**Exercise task:**
Retype each line exactly. Skip images.

**Extracted data:**
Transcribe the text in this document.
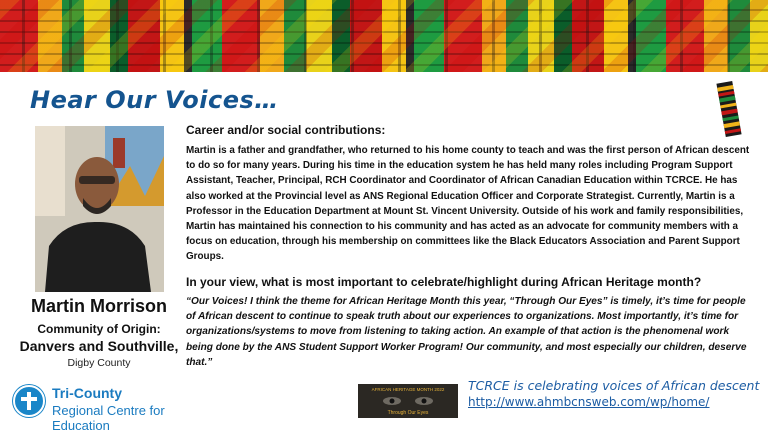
Hear Our Voices…
Martin Morrison
Community of Origin:
Danvers and Southville,
Digby County
Tri-County
Regional Centre for Education

Career and/or social contributions:

Martin is a father and grandfather, who returned to his home county to teach and was the first person of African descent to do so for many years. During his time in the education system he has held many roles including Program Support Assistant, Teacher, Principal, RCH Coordinator and Coordinator of African Canadian Education within TCRCE. He has also worked at the Provincial level as ANS Regional Education Officer and Corporate Strategist. Currently, Martin is a Professor in the Education Department at Mount St. Vincent University. Outside of his work and family responsibilities, Martin has maintained his connection to his community and has acted as an advocate for community members with a focus on education, through his membership on committees like the Black Educators Association and Parent Support Groups.

In your view, what is most important to celebrate/highlight during African Heritage month?

“Our Voices! I think the theme for African Heritage Month this year, “Through Our Eyes” is timely, it’s time for people of African descent to continue to speak truth about our experiences to organizations. Most importantly, it’s time for organizations/systems to move from listening to taking action. An example of that action is the phenomenal work being done by the ANS Student Support Worker Program! Our community, and most especially our children, deserve that.”

AFRICAN HERITAGE MONTH 2022
Through Our Eyes
TCRCE is celebrating voices of African descent
http://www.ahmbcnsweb.com/wp/home/
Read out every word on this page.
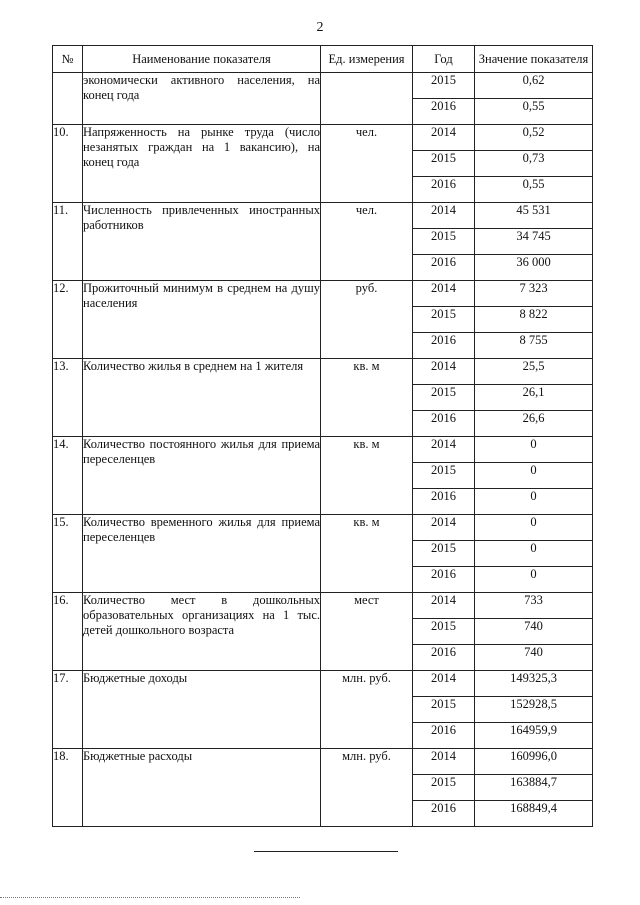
2
№	Наименование показателя	Ед. измерения	Год	Значение показателя
	экономически активного населения, на конец года		2015	0,62
			2016	0,55
10.	Напряженность на рынке труда (число незанятых граждан на 1 вакансию), на конец года	чел.	2014	0,52
			2015	0,73
			2016	0,55
11.	Численность привлеченных иностранных работников	чел.	2014	45 531
			2015	34 745
			2016	36 000
12.	Прожиточный минимум в среднем на душу населения	руб.	2014	7 323
			2015	8 822
			2016	8 755
13.	Количество жилья в среднем на 1 жителя	кв. м	2014	25,5
			2015	26,1
			2016	26,6
14.	Количество постоянного жилья для приема переселенцев	кв. м	2014	0
			2015	0
			2016	0
15.	Количество временного жилья для приема переселенцев	кв. м	2014	0
			2015	0
			2016	0
16.	Количество мест в дошкольных образовательных организациях на 1 тыс. детей дошкольного возраста	мест	2014	733
			2015	740
			2016	740
17.	Бюджетные доходы	млн. руб.	2014	149325,3
			2015	152928,5
			2016	164959,9
18.	Бюджетные расходы	млн. руб.	2014	160996,0
			2015	163884,7
			2016	168849,4
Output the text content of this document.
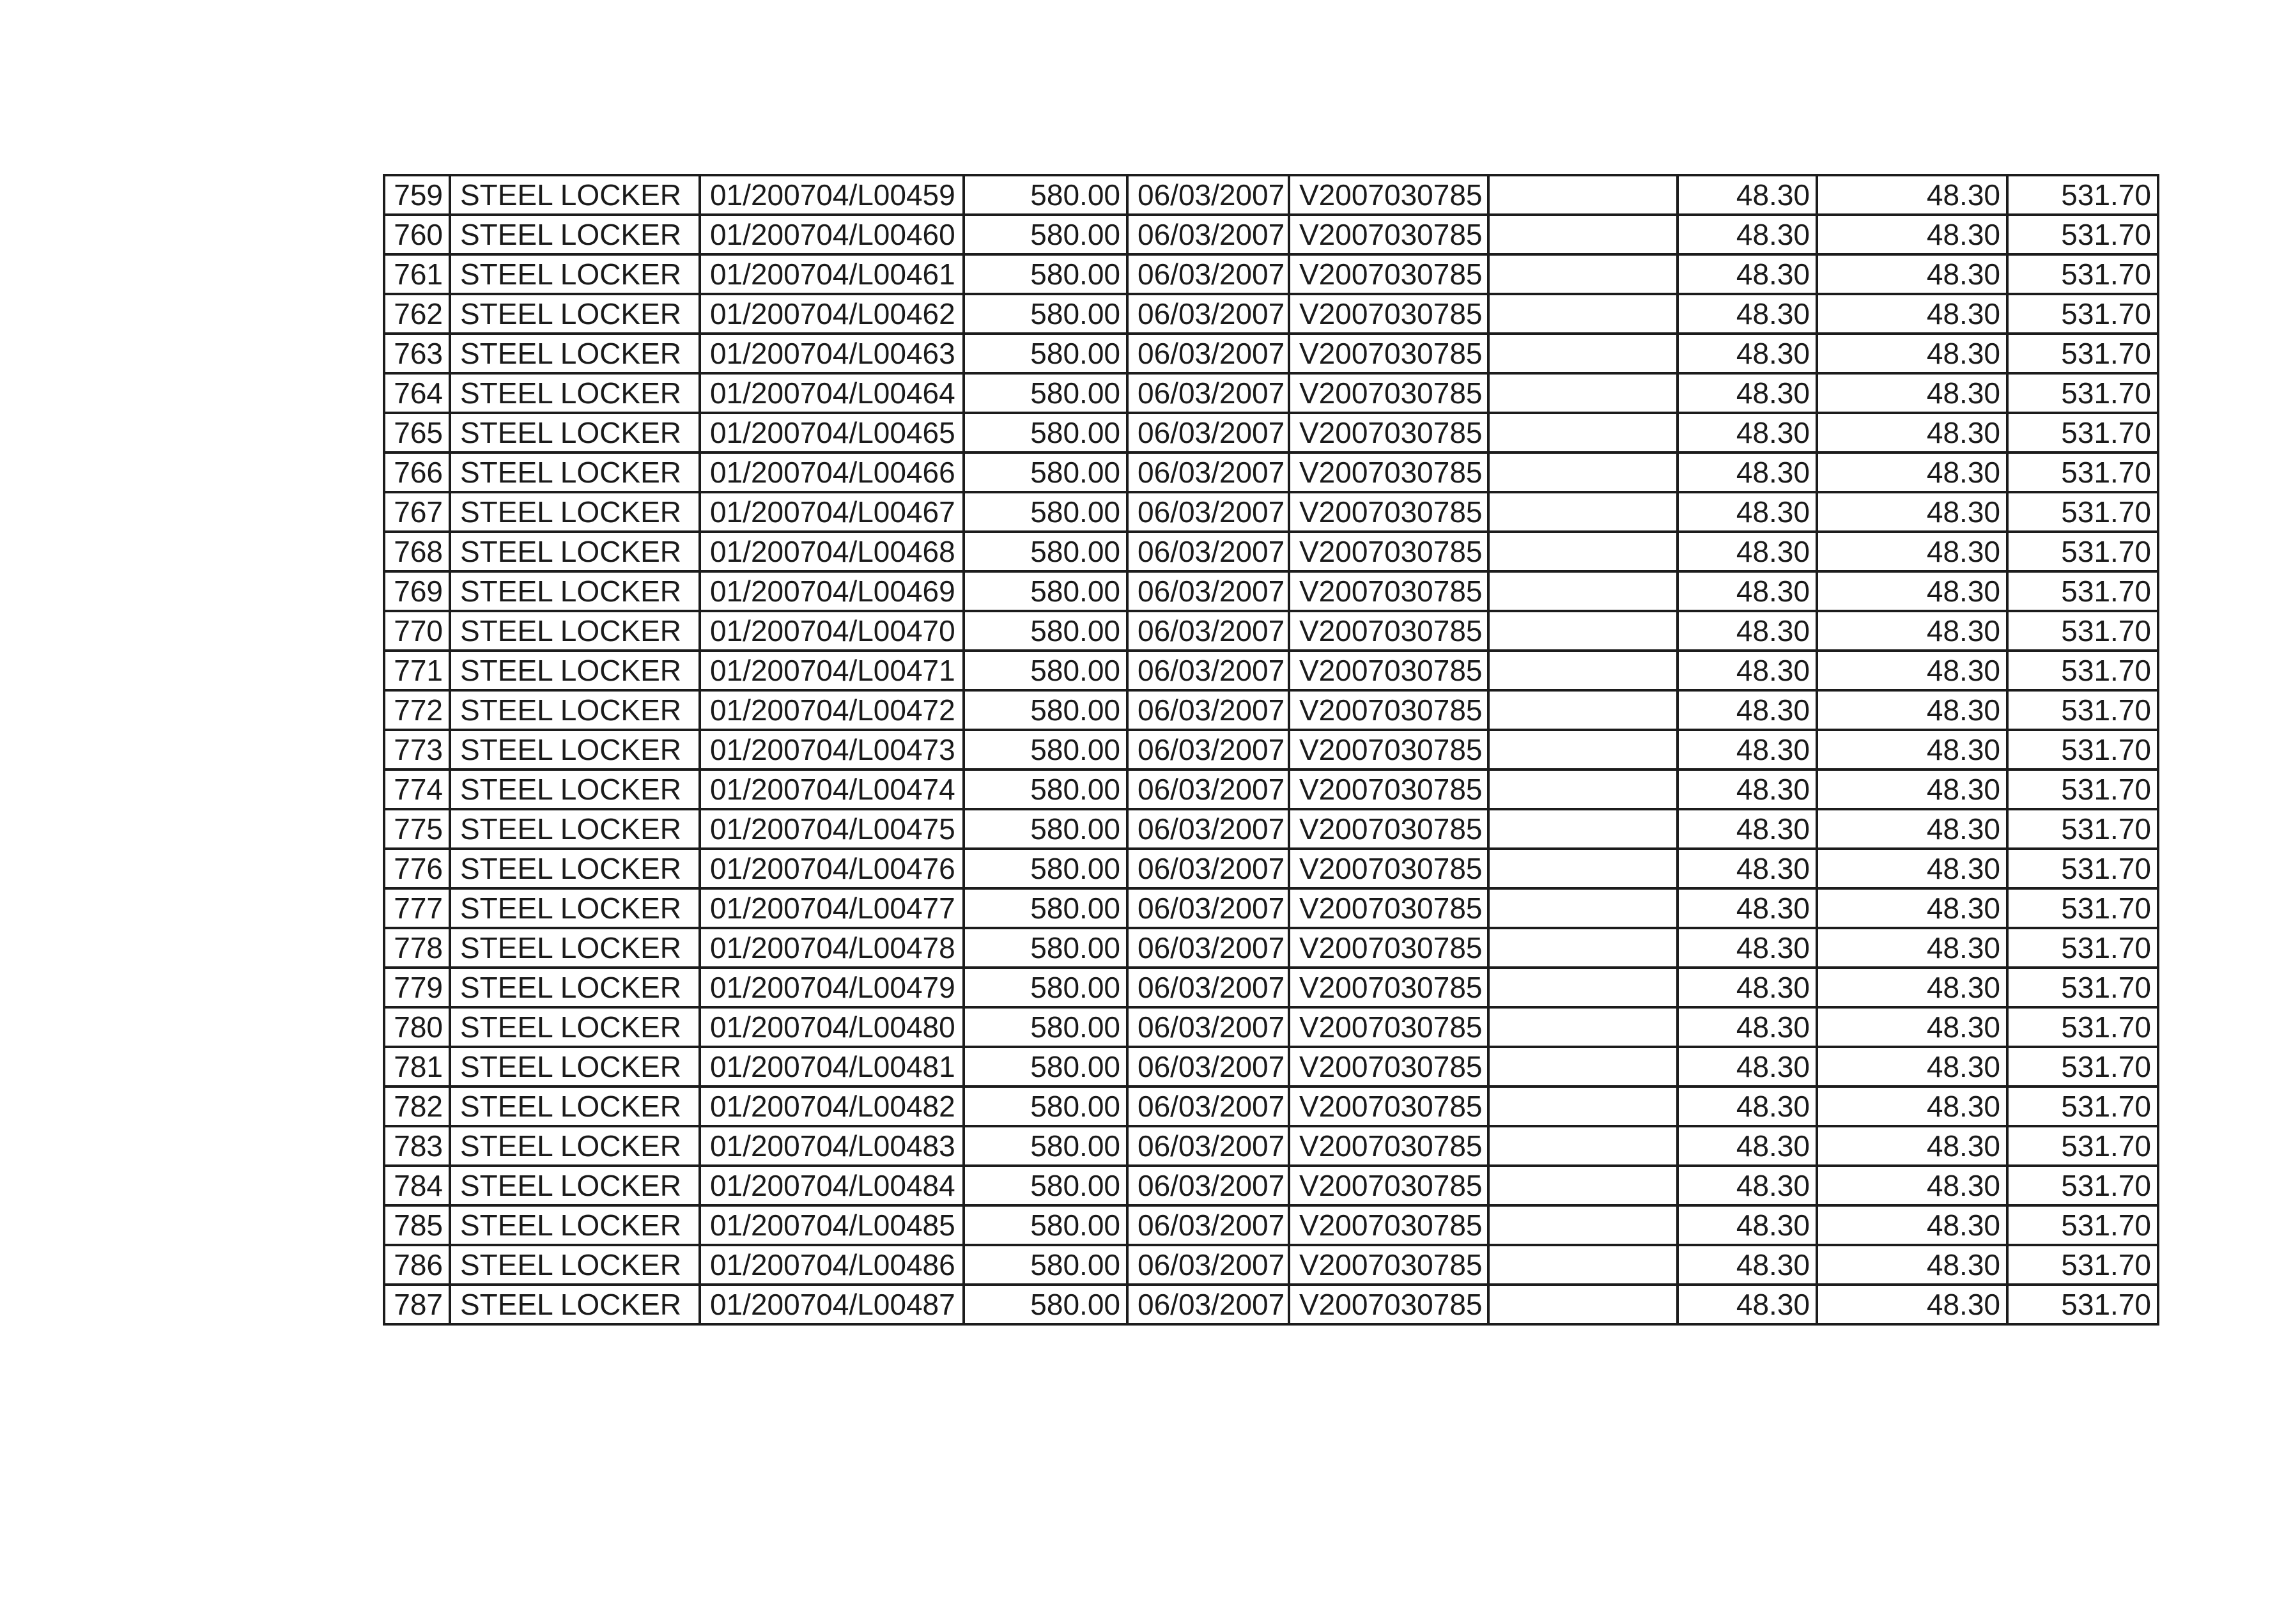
759	STEEL LOCKER	01/200704/L00459	580.00	06/03/2007	V2007030785		48.30	48.30	531.70
760	STEEL LOCKER	01/200704/L00460	580.00	06/03/2007	V2007030785		48.30	48.30	531.70
761	STEEL LOCKER	01/200704/L00461	580.00	06/03/2007	V2007030785		48.30	48.30	531.70
762	STEEL LOCKER	01/200704/L00462	580.00	06/03/2007	V2007030785		48.30	48.30	531.70
763	STEEL LOCKER	01/200704/L00463	580.00	06/03/2007	V2007030785		48.30	48.30	531.70
764	STEEL LOCKER	01/200704/L00464	580.00	06/03/2007	V2007030785		48.30	48.30	531.70
765	STEEL LOCKER	01/200704/L00465	580.00	06/03/2007	V2007030785		48.30	48.30	531.70
766	STEEL LOCKER	01/200704/L00466	580.00	06/03/2007	V2007030785		48.30	48.30	531.70
767	STEEL LOCKER	01/200704/L00467	580.00	06/03/2007	V2007030785		48.30	48.30	531.70
768	STEEL LOCKER	01/200704/L00468	580.00	06/03/2007	V2007030785		48.30	48.30	531.70
769	STEEL LOCKER	01/200704/L00469	580.00	06/03/2007	V2007030785		48.30	48.30	531.70
770	STEEL LOCKER	01/200704/L00470	580.00	06/03/2007	V2007030785		48.30	48.30	531.70
771	STEEL LOCKER	01/200704/L00471	580.00	06/03/2007	V2007030785		48.30	48.30	531.70
772	STEEL LOCKER	01/200704/L00472	580.00	06/03/2007	V2007030785		48.30	48.30	531.70
773	STEEL LOCKER	01/200704/L00473	580.00	06/03/2007	V2007030785		48.30	48.30	531.70
774	STEEL LOCKER	01/200704/L00474	580.00	06/03/2007	V2007030785		48.30	48.30	531.70
775	STEEL LOCKER	01/200704/L00475	580.00	06/03/2007	V2007030785		48.30	48.30	531.70
776	STEEL LOCKER	01/200704/L00476	580.00	06/03/2007	V2007030785		48.30	48.30	531.70
777	STEEL LOCKER	01/200704/L00477	580.00	06/03/2007	V2007030785		48.30	48.30	531.70
778	STEEL LOCKER	01/200704/L00478	580.00	06/03/2007	V2007030785		48.30	48.30	531.70
779	STEEL LOCKER	01/200704/L00479	580.00	06/03/2007	V2007030785		48.30	48.30	531.70
780	STEEL LOCKER	01/200704/L00480	580.00	06/03/2007	V2007030785		48.30	48.30	531.70
781	STEEL LOCKER	01/200704/L00481	580.00	06/03/2007	V2007030785		48.30	48.30	531.70
782	STEEL LOCKER	01/200704/L00482	580.00	06/03/2007	V2007030785		48.30	48.30	531.70
783	STEEL LOCKER	01/200704/L00483	580.00	06/03/2007	V2007030785		48.30	48.30	531.70
784	STEEL LOCKER	01/200704/L00484	580.00	06/03/2007	V2007030785		48.30	48.30	531.70
785	STEEL LOCKER	01/200704/L00485	580.00	06/03/2007	V2007030785		48.30	48.30	531.70
786	STEEL LOCKER	01/200704/L00486	580.00	06/03/2007	V2007030785		48.30	48.30	531.70
787	STEEL LOCKER	01/200704/L00487	580.00	06/03/2007	V2007030785		48.30	48.30	531.70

**Output below:**
Transcribe the text in this document.
Hear Our Voices…
Martin Morrison
Community of Origin:
Danvers and Southville,
Digby County
Tri-County
Regional Centre for Education

Career and/or social contributions:

Martin is a father and grandfather, who returned to his home county to teach and was the first person of African descent to do so for many years. During his time in the education system he has held many roles including Program Support Assistant, Teacher, Principal, RCH Coordinator and Coordinator of African Canadian Education within TCRCE. He has also worked at the Provincial level as ANS Regional Education Officer and Corporate Strategist. Currently, Martin is a Professor in the Education Department at Mount St. Vincent University. Outside of his work and family responsibilities, Martin has maintained his connection to his community and has acted as an advocate for community members with a focus on education, through his membership on committees like the Black Educators Association and Parent Support Groups.

In your view, what is most important to celebrate/highlight during African Heritage month?

“Our Voices! I think the theme for African Heritage Month this year, “Through Our Eyes” is timely, it’s time for people of African descent to continue to speak truth about our experiences to organizations. Most importantly, it’s time for organizations/systems to move from listening to taking action. An example of that action is the phenomenal work being done by the ANS Student Support Worker Program! Our community, and most especially our children, deserve that.”

AFRICAN HERITAGE MONTH 2022
Through Our Eyes
TCRCE is celebrating voices of African descent
http://www.ahmbcnsweb.com/wp/home/
Read out every word on this page.
2
№	Наименование показателя	Ед. измерения	Год	Значение показателя
	экономически активного населения, на конец года		2015	0,62
			2016	0,55
10.	Напряженность на рынке труда (число незанятых граждан на 1 вакансию), на конец года	чел.	2014	0,52
			2015	0,73
			2016	0,55
11.	Численность привлеченных иностранных работников	чел.	2014	45 531
			2015	34 745
			2016	36 000
12.	Прожиточный минимум в среднем на душу населения	руб.	2014	7 323
			2015	8 822
			2016	8 755
13.	Количество жилья в среднем на 1 жителя	кв. м	2014	25,5
			2015	26,1
			2016	26,6
14.	Количество постоянного жилья для приема переселенцев	кв. м	2014	0
			2015	0
			2016	0
15.	Количество временного жилья для приема переселенцев	кв. м	2014	0
			2015	0
			2016	0
16.	Количество мест в дошкольных образовательных организациях на 1 тыс. детей дошкольного возраста	мест	2014	733
			2015	740
			2016	740
17.	Бюджетные доходы	млн. руб.	2014	149325,3
			2015	152928,5
			2016	164959,9
18.	Бюджетные расходы	млн. руб.	2014	160996,0
			2015	163884,7
			2016	168849,4
Output the text content of this document.
759	STEEL LOCKER	01/200704/L00459	580.00	06/03/2007	V2007030785		48.30	48.30	531.70
760	STEEL LOCKER	01/200704/L00460	580.00	06/03/2007	V2007030785		48.30	48.30	531.70
761	STEEL LOCKER	01/200704/L00461	580.00	06/03/2007	V2007030785		48.30	48.30	531.70
762	STEEL LOCKER	01/200704/L00462	580.00	06/03/2007	V2007030785		48.30	48.30	531.70
763	STEEL LOCKER	01/200704/L00463	580.00	06/03/2007	V2007030785		48.30	48.30	531.70
764	STEEL LOCKER	01/200704/L00464	580.00	06/03/2007	V2007030785		48.30	48.30	531.70
765	STEEL LOCKER	01/200704/L00465	580.00	06/03/2007	V2007030785		48.30	48.30	531.70
766	STEEL LOCKER	01/200704/L00466	580.00	06/03/2007	V2007030785		48.30	48.30	531.70
767	STEEL LOCKER	01/200704/L00467	580.00	06/03/2007	V2007030785		48.30	48.30	531.70
768	STEEL LOCKER	01/200704/L00468	580.00	06/03/2007	V2007030785		48.30	48.30	531.70
769	STEEL LOCKER	01/200704/L00469	580.00	06/03/2007	V2007030785		48.30	48.30	531.70
770	STEEL LOCKER	01/200704/L00470	580.00	06/03/2007	V2007030785		48.30	48.30	531.70
771	STEEL LOCKER	01/200704/L00471	580.00	06/03/2007	V2007030785		48.30	48.30	531.70
772	STEEL LOCKER	01/200704/L00472	580.00	06/03/2007	V2007030785		48.30	48.30	531.70
773	STEEL LOCKER	01/200704/L00473	580.00	06/03/2007	V2007030785		48.30	48.30	531.70
774	STEEL LOCKER	01/200704/L00474	580.00	06/03/2007	V2007030785		48.30	48.30	531.70
775	STEEL LOCKER	01/200704/L00475	580.00	06/03/2007	V2007030785		48.30	48.30	531.70
776	STEEL LOCKER	01/200704/L00476	580.00	06/03/2007	V2007030785		48.30	48.30	531.70
777	STEEL LOCKER	01/200704/L00477	580.00	06/03/2007	V2007030785		48.30	48.30	531.70
778	STEEL LOCKER	01/200704/L00478	580.00	06/03/2007	V2007030785		48.30	48.30	531.70
779	STEEL LOCKER	01/200704/L00479	580.00	06/03/2007	V2007030785		48.30	48.30	531.70
780	STEEL LOCKER	01/200704/L00480	580.00	06/03/2007	V2007030785		48.30	48.30	531.70
781	STEEL LOCKER	01/200704/L00481	580.00	06/03/2007	V2007030785		48.30	48.30	531.70
782	STEEL LOCKER	01/200704/L00482	580.00	06/03/2007	V2007030785		48.30	48.30	531.70
783	STEEL LOCKER	01/200704/L00483	580.00	06/03/2007	V2007030785		48.30	48.30	531.70
784	STEEL LOCKER	01/200704/L00484	580.00	06/03/2007	V2007030785		48.30	48.30	531.70
785	STEEL LOCKER	01/200704/L00485	580.00	06/03/2007	V2007030785		48.30	48.30	531.70
786	STEEL LOCKER	01/200704/L00486	580.00	06/03/2007	V2007030785		48.30	48.30	531.70
787	STEEL LOCKER	01/200704/L00487	580.00	06/03/2007	V2007030785		48.30	48.30	531.70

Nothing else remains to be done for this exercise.